• **OBJECTIVE**
In the material below, list as a numbered list the lines between the line holding "message-bubble[interactable]: Stefano Good" and the line holding "lock-icon[interactable] [184,41,194,56]", both included. Leave out any blank lines.

• **ENTRIES SUPPLIED**

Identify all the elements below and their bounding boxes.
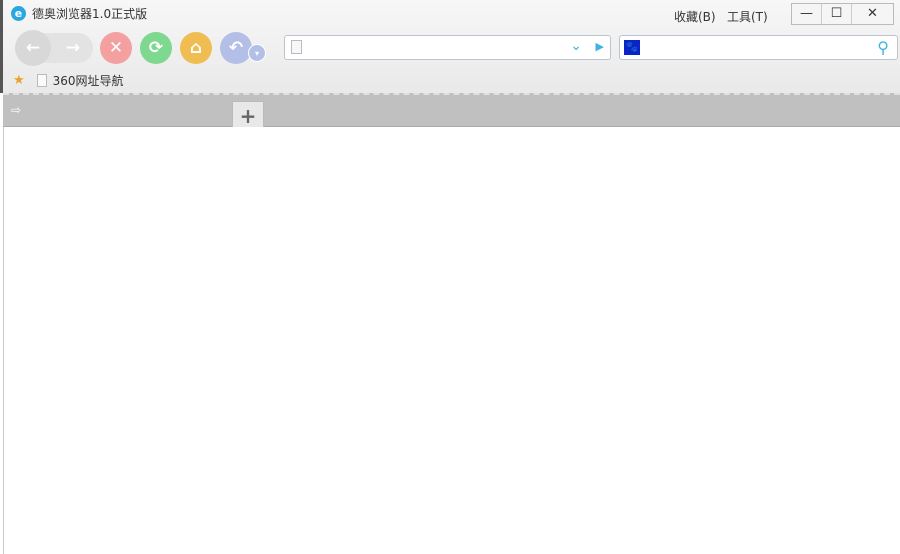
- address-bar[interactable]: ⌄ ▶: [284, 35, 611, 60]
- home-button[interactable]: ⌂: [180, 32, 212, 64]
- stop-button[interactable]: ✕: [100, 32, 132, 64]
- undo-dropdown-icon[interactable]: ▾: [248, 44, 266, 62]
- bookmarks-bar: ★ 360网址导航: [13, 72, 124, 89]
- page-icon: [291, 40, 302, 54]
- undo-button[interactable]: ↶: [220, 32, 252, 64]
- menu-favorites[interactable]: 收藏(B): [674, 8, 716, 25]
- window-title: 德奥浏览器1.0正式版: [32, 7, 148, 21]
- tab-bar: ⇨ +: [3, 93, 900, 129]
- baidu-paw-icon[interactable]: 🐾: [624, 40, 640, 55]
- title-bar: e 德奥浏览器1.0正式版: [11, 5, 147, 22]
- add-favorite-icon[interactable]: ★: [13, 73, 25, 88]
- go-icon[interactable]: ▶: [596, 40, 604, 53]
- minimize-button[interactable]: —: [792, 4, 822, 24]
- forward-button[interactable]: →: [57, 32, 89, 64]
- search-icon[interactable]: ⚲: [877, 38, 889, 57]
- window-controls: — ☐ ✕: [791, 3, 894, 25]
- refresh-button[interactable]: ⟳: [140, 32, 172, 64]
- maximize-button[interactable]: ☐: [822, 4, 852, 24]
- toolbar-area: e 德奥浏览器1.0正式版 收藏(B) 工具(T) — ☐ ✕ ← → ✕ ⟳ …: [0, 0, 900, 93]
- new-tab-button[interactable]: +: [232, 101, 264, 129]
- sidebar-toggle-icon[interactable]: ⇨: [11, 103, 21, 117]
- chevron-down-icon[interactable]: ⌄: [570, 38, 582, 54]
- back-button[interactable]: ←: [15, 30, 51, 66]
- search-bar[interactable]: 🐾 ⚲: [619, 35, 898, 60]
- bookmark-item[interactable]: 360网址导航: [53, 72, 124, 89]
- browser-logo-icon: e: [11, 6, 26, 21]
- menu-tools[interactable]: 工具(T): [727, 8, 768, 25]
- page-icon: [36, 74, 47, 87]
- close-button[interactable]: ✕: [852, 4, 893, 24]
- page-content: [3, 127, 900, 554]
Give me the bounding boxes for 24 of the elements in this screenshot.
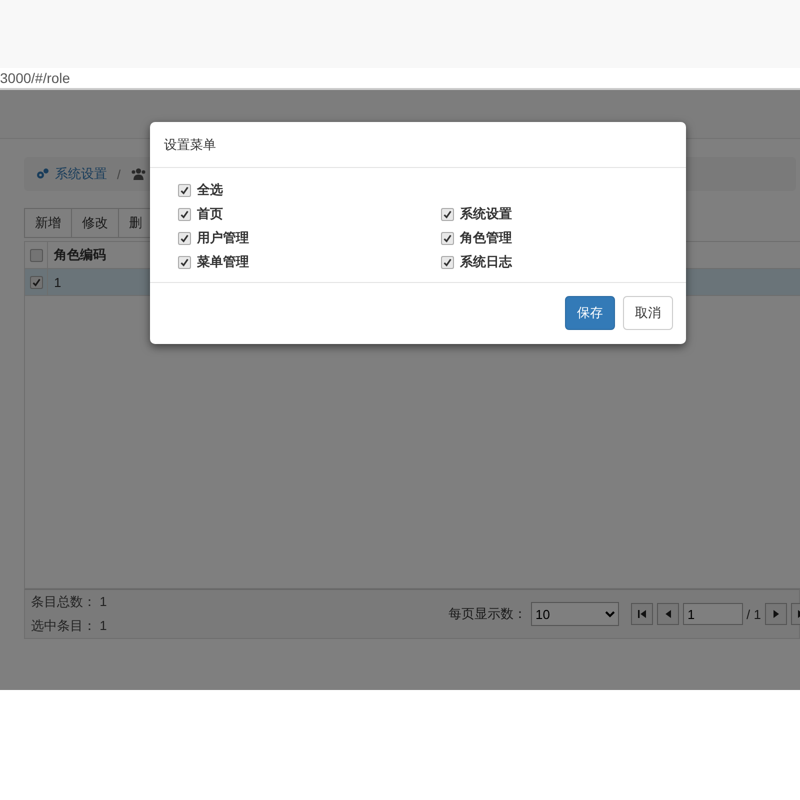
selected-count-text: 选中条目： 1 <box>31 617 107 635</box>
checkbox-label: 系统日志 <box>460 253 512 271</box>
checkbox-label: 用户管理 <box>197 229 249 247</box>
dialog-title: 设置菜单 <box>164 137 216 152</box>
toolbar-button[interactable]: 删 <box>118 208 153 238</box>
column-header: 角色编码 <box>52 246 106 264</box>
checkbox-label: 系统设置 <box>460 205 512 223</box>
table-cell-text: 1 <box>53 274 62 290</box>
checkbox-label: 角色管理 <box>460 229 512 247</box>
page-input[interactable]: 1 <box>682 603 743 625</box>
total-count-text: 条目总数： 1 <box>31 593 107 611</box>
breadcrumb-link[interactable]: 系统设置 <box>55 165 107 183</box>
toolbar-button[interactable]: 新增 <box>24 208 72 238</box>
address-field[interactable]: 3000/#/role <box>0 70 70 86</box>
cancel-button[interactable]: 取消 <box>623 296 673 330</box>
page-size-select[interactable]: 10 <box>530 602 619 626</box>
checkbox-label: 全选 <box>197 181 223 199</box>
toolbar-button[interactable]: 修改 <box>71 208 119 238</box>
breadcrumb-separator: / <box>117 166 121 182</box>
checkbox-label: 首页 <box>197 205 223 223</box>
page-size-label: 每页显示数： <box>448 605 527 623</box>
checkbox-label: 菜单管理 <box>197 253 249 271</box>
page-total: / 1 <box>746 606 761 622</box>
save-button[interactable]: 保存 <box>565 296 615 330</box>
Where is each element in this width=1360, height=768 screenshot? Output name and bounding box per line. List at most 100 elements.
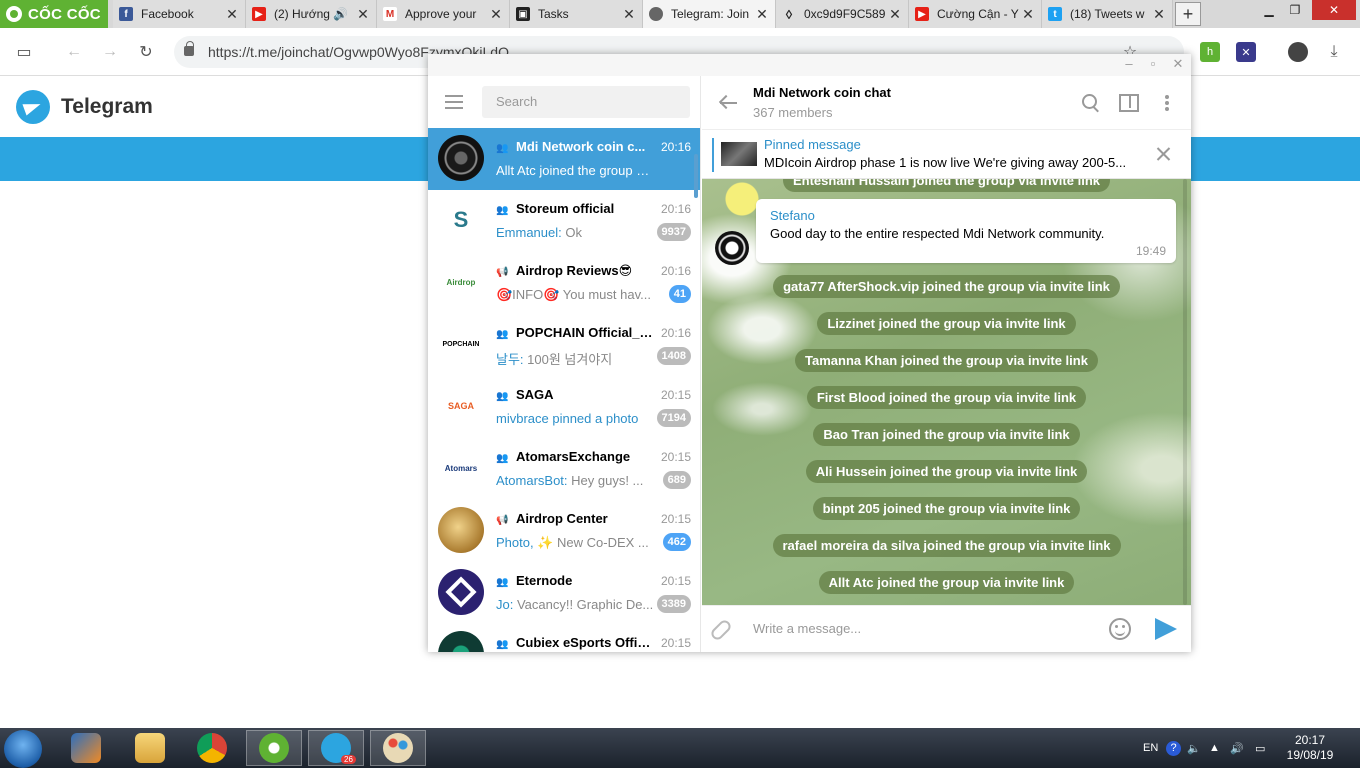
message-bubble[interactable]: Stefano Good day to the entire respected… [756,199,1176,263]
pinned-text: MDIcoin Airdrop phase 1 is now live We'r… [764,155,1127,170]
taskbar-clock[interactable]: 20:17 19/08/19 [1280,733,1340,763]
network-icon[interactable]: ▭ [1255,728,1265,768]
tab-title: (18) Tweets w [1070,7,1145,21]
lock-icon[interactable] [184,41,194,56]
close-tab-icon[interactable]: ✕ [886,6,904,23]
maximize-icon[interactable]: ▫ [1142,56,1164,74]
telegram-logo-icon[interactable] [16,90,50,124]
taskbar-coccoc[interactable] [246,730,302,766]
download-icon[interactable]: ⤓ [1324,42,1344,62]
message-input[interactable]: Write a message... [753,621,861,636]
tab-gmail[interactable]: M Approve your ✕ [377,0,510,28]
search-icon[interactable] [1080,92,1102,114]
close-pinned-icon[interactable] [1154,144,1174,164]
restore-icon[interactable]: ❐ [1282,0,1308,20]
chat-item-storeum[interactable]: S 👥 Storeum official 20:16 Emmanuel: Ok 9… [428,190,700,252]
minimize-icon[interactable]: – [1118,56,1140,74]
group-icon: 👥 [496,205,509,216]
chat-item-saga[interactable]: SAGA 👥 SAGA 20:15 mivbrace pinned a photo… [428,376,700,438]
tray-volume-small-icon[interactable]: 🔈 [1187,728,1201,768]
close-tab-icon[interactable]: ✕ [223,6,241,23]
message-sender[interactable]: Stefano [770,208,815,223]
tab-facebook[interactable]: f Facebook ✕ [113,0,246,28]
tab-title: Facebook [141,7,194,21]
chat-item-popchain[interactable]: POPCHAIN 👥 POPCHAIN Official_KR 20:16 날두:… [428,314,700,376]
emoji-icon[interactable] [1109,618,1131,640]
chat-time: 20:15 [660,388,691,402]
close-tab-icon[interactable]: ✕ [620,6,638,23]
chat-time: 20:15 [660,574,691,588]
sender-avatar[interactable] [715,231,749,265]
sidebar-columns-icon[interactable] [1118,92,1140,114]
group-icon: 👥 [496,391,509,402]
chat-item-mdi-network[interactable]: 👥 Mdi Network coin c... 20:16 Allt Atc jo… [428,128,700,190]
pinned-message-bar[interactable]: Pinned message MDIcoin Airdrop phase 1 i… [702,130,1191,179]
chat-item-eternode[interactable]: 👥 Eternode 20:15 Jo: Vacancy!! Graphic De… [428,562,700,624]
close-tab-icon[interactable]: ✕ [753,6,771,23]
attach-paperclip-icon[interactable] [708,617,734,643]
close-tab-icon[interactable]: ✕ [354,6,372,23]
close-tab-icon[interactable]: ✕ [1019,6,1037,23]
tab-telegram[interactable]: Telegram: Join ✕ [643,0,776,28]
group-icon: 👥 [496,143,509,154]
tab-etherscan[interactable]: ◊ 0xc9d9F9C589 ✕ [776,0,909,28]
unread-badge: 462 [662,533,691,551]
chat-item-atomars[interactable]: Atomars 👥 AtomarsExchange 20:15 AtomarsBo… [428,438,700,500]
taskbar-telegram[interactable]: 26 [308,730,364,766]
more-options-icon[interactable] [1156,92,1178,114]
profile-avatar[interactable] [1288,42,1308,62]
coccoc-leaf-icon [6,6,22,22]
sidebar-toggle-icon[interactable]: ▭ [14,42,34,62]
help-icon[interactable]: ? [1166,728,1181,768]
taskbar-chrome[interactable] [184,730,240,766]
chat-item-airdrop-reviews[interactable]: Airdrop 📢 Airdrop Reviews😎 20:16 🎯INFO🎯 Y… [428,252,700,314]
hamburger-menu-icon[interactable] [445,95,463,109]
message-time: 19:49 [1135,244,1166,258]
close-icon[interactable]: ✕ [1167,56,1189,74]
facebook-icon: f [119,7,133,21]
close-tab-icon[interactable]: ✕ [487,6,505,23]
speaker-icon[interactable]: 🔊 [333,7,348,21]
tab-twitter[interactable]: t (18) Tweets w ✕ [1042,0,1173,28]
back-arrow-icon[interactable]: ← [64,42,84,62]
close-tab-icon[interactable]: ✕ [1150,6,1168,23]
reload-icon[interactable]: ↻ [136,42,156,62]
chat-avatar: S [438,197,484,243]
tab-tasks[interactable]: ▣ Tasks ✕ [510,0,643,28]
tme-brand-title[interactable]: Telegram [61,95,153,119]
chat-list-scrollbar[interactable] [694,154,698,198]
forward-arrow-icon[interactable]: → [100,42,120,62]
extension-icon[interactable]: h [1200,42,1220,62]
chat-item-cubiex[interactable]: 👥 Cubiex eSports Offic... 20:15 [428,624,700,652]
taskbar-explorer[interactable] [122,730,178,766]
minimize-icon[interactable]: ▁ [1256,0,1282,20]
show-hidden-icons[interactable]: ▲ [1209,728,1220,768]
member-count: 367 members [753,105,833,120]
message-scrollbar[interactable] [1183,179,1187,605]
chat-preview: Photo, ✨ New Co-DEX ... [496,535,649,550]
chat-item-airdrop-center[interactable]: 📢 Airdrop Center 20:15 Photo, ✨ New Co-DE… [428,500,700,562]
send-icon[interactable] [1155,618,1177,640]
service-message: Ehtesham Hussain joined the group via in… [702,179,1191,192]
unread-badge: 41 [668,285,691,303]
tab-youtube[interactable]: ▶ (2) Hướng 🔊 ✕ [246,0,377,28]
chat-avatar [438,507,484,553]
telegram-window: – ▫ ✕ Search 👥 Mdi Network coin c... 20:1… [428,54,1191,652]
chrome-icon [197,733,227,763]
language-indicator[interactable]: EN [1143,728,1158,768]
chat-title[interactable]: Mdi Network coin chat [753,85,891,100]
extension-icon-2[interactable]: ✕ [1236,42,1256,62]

• **EXPECTED ANSWER**
1. message-bubble[interactable]: Stefano Good day to the entire respected… [756,199,1176,263]
2. pinned-text: MDIcoin Airdrop phase 1 is now live We'r… [764,155,1127,170]
3. taskbar-clock[interactable]: 20:17 19/08/19 [1280,733,1340,763]
4. network-icon[interactable]: ▭ [1255,728,1265,768]
5. tab-title: (18) Tweets w [1070,7,1145,21]
6. lock-icon[interactable] [184,41,194,56]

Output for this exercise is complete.